(WHAT TO DO): Tally the lines of the listing that contain the string "used". Give the number and nothing else.

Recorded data
——
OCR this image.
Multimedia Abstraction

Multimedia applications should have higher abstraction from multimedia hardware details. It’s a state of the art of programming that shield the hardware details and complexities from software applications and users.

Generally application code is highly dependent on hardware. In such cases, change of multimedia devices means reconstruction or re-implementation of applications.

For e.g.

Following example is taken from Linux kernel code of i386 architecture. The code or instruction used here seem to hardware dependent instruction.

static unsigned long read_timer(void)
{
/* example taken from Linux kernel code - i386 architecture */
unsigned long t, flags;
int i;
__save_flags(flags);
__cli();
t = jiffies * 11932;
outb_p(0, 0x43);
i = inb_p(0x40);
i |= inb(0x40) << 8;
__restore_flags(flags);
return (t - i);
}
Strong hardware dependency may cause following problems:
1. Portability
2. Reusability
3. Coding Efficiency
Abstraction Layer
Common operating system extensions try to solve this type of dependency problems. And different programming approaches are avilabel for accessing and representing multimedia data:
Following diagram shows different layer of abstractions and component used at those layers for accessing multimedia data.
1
——
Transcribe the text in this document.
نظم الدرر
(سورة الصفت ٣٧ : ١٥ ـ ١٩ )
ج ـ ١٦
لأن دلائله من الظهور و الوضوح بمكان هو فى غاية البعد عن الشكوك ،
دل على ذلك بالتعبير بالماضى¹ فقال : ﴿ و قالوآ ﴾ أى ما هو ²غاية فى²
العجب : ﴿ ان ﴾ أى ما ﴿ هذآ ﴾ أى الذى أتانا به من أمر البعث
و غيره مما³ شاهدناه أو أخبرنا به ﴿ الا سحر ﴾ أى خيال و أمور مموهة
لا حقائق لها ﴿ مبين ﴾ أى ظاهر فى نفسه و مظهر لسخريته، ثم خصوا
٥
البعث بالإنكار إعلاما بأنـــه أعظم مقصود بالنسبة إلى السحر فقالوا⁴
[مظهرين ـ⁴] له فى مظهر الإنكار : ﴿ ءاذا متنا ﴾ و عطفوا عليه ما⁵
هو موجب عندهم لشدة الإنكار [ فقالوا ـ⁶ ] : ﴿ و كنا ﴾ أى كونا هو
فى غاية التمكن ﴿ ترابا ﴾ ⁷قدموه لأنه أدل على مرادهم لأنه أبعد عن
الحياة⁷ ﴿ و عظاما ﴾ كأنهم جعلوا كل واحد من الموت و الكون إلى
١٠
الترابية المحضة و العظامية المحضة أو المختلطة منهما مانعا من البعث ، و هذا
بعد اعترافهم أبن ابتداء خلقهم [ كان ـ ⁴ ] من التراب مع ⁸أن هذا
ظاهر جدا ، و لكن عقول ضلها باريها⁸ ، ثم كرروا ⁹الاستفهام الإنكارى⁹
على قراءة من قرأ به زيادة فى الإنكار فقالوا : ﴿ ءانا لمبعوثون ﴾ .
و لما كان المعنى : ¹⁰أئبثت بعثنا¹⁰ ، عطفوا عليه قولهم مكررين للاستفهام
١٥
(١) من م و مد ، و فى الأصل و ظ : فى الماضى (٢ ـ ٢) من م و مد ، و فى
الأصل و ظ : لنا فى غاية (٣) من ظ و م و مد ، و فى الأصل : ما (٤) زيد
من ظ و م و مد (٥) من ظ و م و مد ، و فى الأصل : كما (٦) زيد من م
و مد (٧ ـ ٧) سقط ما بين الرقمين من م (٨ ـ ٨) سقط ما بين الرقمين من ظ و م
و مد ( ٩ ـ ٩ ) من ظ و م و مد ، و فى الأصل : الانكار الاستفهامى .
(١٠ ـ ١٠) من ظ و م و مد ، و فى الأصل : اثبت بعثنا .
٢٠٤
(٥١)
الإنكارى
——
(RESULT OF THIS EXERCISE): 2